• Requirement
Search the listing below for the string "they" and show each line that contains it.

[Saved data entries]
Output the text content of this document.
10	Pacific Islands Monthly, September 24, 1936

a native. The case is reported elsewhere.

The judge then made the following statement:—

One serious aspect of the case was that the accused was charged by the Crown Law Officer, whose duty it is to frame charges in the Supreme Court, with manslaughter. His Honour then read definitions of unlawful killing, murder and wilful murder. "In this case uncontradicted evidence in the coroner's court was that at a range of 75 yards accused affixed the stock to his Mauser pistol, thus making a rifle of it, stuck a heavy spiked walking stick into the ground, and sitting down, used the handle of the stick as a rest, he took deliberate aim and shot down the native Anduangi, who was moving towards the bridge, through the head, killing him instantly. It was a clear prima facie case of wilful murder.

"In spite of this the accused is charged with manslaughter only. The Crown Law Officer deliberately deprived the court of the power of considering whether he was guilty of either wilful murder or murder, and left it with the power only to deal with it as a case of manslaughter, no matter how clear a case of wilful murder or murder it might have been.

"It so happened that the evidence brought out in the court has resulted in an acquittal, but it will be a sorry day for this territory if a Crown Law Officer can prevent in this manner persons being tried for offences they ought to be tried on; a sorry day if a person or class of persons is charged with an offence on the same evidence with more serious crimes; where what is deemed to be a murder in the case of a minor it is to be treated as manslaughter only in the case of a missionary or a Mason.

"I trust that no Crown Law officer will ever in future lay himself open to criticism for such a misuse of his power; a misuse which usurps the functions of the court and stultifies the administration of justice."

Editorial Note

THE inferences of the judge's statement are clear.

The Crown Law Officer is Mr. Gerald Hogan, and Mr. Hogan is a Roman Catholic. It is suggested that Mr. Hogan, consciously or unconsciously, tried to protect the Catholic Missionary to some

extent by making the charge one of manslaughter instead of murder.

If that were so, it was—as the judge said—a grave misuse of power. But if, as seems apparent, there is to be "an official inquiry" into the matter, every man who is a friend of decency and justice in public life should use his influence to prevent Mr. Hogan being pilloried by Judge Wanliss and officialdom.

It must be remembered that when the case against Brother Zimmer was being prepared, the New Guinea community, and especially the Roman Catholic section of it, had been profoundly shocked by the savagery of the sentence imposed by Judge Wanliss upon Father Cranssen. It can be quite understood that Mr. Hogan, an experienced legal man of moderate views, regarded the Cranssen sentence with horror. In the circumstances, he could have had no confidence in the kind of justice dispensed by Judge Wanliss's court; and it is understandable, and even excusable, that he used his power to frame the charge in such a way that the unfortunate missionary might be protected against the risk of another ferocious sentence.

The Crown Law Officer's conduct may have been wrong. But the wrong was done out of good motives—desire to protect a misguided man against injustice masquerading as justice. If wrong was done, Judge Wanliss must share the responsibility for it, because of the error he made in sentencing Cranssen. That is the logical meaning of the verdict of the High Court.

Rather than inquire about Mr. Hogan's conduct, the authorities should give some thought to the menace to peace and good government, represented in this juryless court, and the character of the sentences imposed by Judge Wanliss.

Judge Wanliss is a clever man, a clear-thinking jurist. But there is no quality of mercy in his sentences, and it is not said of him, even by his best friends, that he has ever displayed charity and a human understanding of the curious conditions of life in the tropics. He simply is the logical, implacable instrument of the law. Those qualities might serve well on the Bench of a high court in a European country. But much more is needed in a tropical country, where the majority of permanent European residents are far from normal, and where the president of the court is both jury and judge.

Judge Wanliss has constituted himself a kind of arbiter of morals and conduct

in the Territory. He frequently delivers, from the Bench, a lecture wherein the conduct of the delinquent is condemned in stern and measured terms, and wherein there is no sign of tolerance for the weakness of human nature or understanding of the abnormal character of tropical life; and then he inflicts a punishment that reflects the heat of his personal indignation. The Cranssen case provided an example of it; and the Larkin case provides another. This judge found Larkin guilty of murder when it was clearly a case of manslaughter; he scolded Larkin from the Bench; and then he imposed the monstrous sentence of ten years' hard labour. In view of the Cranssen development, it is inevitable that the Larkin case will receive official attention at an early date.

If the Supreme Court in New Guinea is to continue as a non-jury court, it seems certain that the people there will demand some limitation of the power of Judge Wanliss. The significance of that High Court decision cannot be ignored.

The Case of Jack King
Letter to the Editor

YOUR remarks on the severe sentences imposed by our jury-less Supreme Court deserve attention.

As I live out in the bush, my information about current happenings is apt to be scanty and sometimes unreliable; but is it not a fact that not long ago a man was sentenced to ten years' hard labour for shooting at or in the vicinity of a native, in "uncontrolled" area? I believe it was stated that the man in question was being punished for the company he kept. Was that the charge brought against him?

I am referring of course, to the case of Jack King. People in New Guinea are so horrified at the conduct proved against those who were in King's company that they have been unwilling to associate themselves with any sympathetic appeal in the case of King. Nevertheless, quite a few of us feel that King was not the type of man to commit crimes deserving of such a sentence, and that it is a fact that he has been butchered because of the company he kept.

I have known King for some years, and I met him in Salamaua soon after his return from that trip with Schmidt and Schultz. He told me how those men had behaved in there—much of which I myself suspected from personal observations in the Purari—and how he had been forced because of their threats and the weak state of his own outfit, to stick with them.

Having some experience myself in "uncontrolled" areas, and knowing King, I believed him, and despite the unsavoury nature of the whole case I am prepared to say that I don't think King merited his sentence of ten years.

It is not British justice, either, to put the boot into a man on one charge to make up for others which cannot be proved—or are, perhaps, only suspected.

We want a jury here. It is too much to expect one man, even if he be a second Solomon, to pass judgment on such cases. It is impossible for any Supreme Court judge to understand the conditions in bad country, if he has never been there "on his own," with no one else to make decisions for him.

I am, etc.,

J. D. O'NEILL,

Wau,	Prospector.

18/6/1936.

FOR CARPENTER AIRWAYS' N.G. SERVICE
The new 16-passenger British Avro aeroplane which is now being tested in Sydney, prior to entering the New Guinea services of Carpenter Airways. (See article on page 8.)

...

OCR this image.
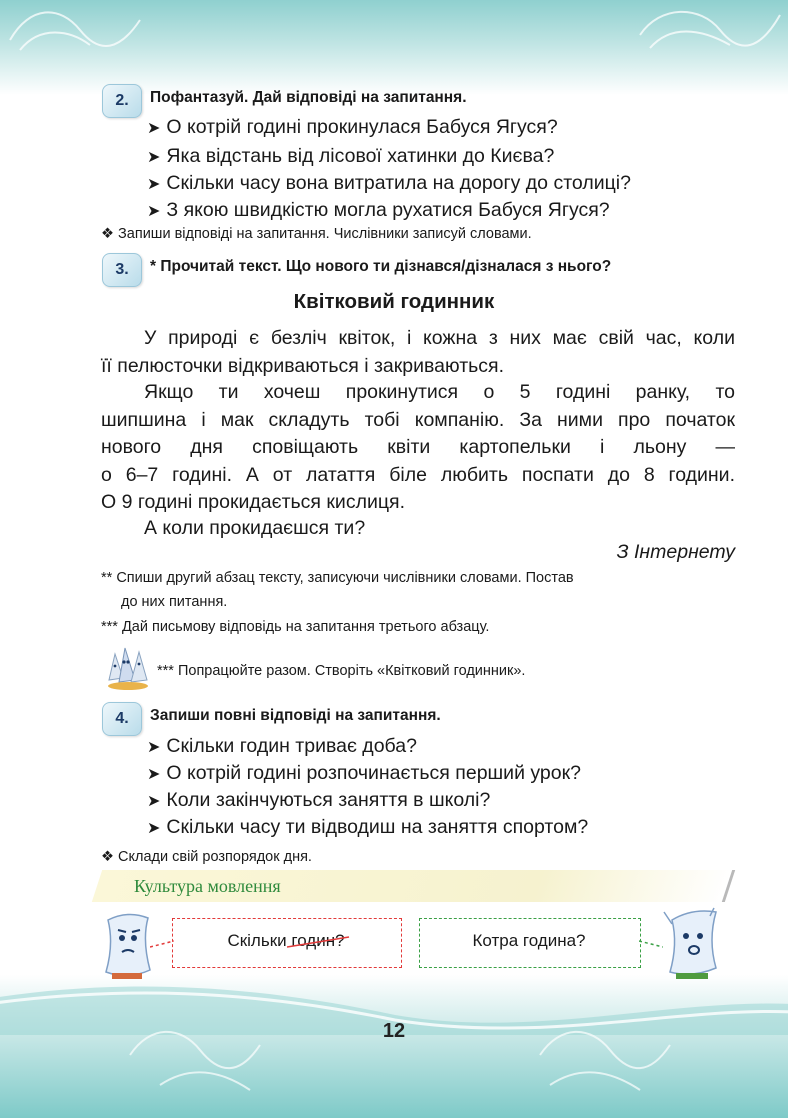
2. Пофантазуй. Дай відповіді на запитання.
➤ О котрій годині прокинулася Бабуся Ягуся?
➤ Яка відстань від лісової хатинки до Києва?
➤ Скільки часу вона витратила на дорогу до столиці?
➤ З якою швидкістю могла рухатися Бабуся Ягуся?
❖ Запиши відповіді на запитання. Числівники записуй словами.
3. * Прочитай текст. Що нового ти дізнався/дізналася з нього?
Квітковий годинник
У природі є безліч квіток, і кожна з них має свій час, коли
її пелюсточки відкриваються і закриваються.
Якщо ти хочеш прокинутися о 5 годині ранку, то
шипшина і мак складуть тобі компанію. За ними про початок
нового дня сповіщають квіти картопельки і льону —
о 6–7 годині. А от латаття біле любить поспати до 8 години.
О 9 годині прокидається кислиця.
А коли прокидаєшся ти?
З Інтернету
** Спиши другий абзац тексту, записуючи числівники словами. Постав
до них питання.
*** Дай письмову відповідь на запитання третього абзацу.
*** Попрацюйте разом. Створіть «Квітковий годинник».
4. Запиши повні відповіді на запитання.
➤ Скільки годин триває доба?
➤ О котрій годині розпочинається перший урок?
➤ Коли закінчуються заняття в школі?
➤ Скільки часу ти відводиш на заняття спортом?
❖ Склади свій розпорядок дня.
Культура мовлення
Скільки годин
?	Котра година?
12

...

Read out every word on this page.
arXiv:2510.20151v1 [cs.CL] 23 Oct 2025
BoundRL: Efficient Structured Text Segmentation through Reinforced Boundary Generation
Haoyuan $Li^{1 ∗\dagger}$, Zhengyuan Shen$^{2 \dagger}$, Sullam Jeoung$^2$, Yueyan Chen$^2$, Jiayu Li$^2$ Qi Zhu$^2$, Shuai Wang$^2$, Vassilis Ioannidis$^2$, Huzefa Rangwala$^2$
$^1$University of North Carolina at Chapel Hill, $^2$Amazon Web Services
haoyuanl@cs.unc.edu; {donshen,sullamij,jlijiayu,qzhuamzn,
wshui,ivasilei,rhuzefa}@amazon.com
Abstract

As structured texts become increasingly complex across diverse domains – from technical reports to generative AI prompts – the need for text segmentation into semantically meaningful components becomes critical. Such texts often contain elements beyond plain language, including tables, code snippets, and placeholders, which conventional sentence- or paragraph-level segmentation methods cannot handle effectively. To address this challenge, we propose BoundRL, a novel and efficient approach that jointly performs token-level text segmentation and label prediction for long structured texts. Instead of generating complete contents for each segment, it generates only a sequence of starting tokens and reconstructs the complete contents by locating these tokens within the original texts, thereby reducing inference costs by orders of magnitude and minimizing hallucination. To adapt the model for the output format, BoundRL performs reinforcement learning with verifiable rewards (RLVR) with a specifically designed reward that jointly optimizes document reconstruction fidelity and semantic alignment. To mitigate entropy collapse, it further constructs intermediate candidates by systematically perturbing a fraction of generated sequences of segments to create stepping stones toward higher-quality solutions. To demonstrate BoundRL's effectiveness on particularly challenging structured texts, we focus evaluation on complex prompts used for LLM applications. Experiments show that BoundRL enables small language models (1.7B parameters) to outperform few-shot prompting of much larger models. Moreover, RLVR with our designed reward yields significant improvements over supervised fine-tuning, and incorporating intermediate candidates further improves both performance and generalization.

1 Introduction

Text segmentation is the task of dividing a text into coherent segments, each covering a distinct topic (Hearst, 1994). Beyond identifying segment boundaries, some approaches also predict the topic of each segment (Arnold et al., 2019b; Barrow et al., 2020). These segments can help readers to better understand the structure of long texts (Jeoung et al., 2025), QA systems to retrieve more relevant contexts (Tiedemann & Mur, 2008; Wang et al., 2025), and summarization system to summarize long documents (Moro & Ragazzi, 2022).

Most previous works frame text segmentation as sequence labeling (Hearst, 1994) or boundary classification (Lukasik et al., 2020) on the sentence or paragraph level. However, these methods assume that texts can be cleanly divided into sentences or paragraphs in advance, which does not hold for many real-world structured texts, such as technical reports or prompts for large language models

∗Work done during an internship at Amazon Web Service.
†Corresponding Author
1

• Correct answer
"It so happened that the evidence brought out in the court has resulted in an acquittal, but it will be a sorry day for this territory if a Crown Law Officer can prevent in this manner persons being tried for offences they ought to be tried on; a sorry day if a person or class of persons is charged with an offence on the same evidence with more serious crimes; where what is deemed to be a murder in the case of a minor it is to be treated as manslaughter only in the case of a missionary or a Mason.
I am referring of course, to the case of Jack King. People in New Guinea are so horrified at the conduct proved against those who were in King's company that they have been unwilling to associate themselves with any sympathetic appeal in the case of King. Nevertheless, quite a few of us feel that King was not the type of man to commit crimes deserving of such a sentence, and that it is a fact that he has been butchered because of the company he kept.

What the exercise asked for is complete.